Page content records:

[Start of Attachment]

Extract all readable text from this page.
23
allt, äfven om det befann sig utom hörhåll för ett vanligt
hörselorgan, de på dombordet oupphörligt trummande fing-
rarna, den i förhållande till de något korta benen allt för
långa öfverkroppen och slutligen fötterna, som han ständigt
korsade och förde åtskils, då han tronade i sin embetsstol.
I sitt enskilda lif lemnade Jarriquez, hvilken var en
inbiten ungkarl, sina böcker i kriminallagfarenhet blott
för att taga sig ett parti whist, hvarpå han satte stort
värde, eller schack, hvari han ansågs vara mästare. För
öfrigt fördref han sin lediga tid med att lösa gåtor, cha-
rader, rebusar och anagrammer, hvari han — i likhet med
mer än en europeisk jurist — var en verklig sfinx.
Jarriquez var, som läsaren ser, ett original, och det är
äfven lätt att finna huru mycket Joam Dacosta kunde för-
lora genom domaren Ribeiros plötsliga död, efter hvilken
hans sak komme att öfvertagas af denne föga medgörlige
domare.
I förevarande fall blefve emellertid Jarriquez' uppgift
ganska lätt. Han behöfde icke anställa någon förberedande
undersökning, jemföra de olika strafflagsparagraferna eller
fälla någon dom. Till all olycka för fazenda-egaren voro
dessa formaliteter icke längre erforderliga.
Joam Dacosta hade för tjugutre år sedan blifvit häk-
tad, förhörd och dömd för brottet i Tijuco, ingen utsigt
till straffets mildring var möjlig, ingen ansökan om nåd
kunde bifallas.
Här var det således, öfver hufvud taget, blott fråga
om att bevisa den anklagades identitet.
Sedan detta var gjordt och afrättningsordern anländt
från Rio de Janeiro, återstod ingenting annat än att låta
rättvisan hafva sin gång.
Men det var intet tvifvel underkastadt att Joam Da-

[End of Attachment]

The data above must be repeated in its entirety, exactly as given.

* **Exercise solution**
Extract all readable text from this page.
23
allt, äfven om det befann sig utom hörhåll för ett vanligt
hörselorgan, de på dombordet oupphörligt trummande fing-
rarna, den i förhållande till de något korta benen allt för
långa öfverkroppen och slutligen fötterna, som han ständigt
korsade och förde åtskils, då han tronade i sin embetsstol.
I sitt enskilda lif lemnade Jarriquez, hvilken var en
inbiten ungkarl, sina böcker i kriminallagfarenhet blott
för att taga sig ett parti whist, hvarpå han satte stort
värde, eller schack, hvari han ansågs vara mästare. För
öfrigt fördref han sin lediga tid med att lösa gåtor, cha-
rader, rebusar och anagrammer, hvari han — i likhet med
mer än en europeisk jurist — var en verklig sfinx.
Jarriquez var, som läsaren ser, ett original, och det är
äfven lätt att finna huru mycket Joam Dacosta kunde för-
lora genom domaren Ribeiros plötsliga död, efter hvilken
hans sak komme att öfvertagas af denne föga medgörlige
domare.
I förevarande fall blefve emellertid Jarriquez' uppgift
ganska lätt. Han behöfde icke anställa någon förberedande
undersökning, jemföra de olika strafflagsparagraferna eller
fälla någon dom. Till all olycka för fazenda-egaren voro
dessa formaliteter icke längre erforderliga.
Joam Dacosta hade för tjugutre år sedan blifvit häk-
tad, förhörd och dömd för brottet i Tijuco, ingen utsigt
till straffets mildring var möjlig, ingen ansökan om nåd
kunde bifallas.
Här var det således, öfver hufvud taget, blott fråga
om att bevisa den anklagades identitet.
Sedan detta var gjordt och afrättningsordern anländt
från Rio de Janeiro, återstod ingenting annat än att låta
rättvisan hafva sin gång.
Men det var intet tvifvel underkastadt att Joam Da-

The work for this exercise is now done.